Stored data
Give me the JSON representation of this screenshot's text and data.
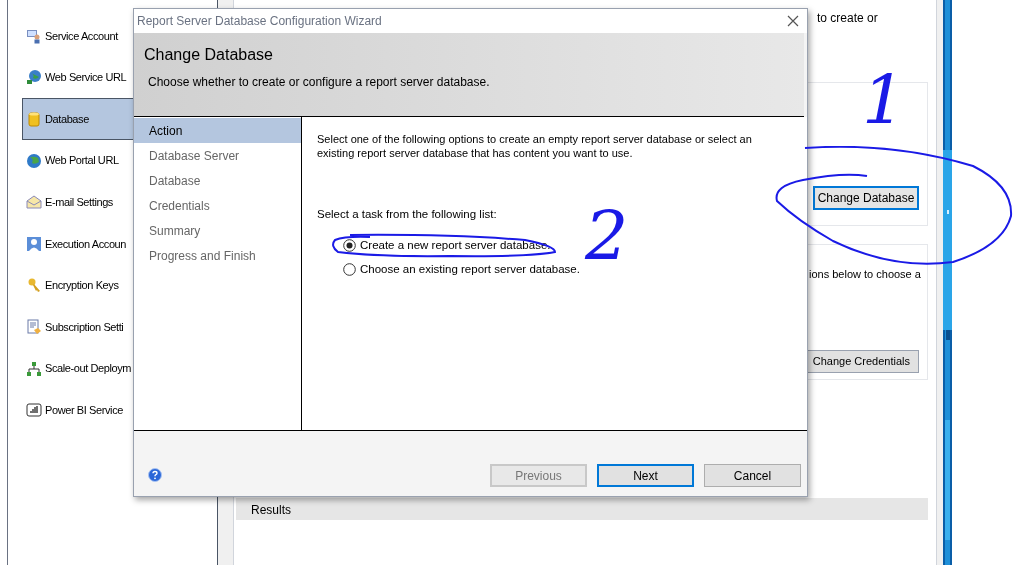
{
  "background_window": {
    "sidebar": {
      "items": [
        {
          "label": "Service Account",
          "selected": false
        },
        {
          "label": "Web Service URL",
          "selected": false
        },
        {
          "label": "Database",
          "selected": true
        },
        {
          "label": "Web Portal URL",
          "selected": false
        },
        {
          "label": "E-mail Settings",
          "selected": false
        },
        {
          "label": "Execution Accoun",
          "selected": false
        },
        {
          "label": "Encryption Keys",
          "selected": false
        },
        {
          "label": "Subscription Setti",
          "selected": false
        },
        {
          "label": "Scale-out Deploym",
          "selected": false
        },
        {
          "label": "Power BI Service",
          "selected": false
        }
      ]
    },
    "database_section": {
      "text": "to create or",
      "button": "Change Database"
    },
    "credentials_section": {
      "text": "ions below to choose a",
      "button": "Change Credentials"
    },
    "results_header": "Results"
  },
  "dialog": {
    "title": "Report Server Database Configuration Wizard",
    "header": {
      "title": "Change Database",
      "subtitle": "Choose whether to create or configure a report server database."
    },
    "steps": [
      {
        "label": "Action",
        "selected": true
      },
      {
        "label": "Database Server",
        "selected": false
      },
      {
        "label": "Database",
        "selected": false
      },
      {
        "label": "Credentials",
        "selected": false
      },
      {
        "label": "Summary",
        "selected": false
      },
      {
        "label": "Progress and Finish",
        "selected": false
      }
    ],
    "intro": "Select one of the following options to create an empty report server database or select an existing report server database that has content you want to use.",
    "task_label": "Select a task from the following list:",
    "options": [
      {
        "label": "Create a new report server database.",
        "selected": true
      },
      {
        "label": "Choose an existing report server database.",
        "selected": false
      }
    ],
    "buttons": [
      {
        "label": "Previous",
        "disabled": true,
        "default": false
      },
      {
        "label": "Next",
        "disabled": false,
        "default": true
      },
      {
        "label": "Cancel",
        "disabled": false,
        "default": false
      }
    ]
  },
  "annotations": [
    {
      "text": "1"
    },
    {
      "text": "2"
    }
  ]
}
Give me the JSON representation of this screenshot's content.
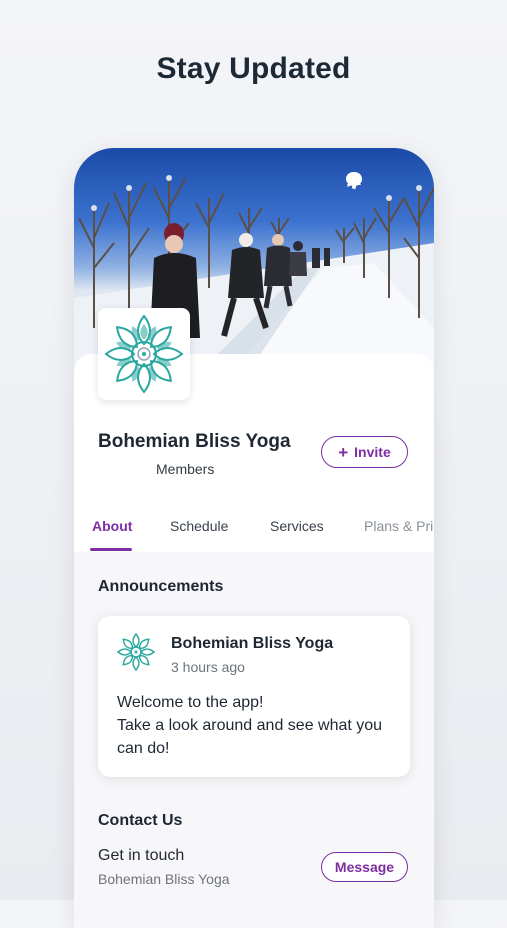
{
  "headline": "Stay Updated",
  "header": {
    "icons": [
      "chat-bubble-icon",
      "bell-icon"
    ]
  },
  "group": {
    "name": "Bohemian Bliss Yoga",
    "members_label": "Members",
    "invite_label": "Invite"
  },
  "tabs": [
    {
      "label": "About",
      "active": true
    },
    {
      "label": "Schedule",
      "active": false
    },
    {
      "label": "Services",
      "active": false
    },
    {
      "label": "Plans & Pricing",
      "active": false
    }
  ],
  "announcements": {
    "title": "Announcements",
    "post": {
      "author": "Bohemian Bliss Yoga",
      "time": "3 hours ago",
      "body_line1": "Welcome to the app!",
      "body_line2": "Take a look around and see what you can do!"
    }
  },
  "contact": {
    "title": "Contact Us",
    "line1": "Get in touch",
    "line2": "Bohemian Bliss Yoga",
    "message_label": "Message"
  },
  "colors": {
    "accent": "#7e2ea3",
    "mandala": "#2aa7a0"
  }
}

PROBLEM TO WORK ON: Copy every line that includes the string "true" from the material above.

PROBLEM SOLUTION:
          "selected": true
        "selected": true
        "selected": true
        "disabled": true,
        "default": true
      "active": true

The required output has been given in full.